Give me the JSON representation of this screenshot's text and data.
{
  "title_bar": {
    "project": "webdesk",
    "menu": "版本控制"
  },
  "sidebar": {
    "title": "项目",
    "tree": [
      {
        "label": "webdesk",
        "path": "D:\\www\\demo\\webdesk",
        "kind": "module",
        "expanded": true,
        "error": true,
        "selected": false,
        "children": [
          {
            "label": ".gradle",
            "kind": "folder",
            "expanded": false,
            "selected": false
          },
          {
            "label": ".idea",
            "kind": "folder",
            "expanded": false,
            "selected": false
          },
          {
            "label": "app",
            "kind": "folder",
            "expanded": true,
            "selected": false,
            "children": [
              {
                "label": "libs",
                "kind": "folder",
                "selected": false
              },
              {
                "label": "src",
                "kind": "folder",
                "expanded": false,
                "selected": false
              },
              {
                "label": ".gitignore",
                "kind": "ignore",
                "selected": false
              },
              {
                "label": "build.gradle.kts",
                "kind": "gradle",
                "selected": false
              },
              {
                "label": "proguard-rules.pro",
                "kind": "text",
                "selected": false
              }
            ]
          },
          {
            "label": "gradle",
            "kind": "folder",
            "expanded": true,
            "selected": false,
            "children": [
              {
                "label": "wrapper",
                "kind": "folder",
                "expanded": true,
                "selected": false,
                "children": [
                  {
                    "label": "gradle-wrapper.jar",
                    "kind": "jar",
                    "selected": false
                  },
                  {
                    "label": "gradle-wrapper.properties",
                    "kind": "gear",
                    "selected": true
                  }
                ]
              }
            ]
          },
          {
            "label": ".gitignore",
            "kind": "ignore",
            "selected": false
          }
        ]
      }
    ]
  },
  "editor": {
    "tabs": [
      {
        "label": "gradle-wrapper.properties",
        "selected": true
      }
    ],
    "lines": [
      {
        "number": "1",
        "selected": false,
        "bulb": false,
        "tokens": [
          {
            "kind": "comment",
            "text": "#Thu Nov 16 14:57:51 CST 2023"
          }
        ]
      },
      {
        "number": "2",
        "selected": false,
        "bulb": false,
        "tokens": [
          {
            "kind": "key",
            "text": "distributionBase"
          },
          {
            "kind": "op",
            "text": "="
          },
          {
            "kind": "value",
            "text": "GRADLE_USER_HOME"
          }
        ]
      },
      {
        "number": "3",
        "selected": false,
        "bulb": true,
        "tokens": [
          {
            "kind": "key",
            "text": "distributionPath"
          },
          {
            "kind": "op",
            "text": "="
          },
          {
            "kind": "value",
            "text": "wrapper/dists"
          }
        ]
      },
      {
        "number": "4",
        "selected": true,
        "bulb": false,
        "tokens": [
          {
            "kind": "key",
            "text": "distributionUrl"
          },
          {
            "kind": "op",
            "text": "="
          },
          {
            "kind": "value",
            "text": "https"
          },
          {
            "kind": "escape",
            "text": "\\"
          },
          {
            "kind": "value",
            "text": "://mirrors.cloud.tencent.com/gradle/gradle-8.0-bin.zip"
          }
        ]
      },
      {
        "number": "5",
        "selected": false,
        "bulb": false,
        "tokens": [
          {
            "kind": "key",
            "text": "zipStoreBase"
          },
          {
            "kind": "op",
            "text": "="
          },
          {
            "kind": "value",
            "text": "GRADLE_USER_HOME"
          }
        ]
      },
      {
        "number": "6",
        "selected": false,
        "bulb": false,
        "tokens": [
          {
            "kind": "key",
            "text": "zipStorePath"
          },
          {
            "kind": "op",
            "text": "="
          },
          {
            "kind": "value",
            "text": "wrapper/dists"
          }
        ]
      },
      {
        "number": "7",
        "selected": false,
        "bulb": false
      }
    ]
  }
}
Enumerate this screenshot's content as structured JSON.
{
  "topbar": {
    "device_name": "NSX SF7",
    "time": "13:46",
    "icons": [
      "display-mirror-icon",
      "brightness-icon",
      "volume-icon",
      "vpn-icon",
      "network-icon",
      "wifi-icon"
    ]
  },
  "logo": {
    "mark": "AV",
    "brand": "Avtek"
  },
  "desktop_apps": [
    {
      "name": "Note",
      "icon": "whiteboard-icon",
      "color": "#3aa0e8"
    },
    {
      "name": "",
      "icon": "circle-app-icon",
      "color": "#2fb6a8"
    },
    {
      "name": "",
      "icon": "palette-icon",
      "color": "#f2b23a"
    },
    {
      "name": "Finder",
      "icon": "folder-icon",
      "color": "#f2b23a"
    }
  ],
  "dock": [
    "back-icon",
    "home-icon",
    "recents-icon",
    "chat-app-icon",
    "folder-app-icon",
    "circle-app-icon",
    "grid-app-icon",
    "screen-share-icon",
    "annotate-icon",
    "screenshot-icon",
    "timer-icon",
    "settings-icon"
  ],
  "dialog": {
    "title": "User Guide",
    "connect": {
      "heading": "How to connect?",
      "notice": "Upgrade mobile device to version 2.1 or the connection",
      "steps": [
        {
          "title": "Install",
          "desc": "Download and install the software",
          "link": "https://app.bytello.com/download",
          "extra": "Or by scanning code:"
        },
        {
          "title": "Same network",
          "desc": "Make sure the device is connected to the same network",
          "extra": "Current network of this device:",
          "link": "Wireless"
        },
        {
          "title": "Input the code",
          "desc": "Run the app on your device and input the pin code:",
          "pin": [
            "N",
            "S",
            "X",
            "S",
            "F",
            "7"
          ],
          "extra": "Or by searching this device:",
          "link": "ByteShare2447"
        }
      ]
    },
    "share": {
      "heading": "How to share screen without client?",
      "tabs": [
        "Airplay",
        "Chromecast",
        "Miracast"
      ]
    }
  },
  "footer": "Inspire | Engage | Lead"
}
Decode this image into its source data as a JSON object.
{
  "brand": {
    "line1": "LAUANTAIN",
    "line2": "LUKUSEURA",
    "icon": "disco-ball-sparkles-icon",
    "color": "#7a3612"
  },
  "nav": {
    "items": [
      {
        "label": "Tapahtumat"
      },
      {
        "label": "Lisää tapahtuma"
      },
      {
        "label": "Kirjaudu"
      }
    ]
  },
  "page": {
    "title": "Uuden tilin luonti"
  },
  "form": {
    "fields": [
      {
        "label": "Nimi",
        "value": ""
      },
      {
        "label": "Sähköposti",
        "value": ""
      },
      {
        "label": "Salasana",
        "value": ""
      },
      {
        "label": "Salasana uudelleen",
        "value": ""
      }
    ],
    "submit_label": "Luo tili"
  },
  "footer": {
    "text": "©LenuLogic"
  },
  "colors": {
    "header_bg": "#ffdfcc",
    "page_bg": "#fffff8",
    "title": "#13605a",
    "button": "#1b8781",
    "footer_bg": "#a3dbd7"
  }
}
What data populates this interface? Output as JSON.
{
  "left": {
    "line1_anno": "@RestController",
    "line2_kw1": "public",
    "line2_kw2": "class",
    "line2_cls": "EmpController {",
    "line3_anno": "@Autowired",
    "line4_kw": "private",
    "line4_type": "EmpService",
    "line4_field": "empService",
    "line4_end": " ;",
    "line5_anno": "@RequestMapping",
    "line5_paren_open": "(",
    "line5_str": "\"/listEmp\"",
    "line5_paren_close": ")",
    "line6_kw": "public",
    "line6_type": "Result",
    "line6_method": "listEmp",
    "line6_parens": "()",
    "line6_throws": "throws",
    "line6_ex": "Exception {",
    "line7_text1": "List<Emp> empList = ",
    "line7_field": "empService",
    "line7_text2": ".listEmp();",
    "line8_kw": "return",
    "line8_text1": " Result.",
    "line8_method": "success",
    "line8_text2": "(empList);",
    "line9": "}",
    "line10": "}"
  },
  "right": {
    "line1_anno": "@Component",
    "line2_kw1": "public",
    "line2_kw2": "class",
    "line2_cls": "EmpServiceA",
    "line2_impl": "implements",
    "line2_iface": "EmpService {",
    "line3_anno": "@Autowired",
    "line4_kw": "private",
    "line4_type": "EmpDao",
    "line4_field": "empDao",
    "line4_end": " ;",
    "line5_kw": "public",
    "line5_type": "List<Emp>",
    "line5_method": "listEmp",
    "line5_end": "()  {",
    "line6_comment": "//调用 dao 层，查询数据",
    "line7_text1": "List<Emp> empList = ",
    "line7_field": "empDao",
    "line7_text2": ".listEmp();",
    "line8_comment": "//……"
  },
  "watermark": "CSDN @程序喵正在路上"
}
──────
Gather all lines of the records that include the word "network".

■ **RESPONSE TO THE EXERCISE**
      "network-icon",
          "title": "Same network",
          "desc": "Make sure the device is connected to the same network",
          "extra": "Current network of this device:",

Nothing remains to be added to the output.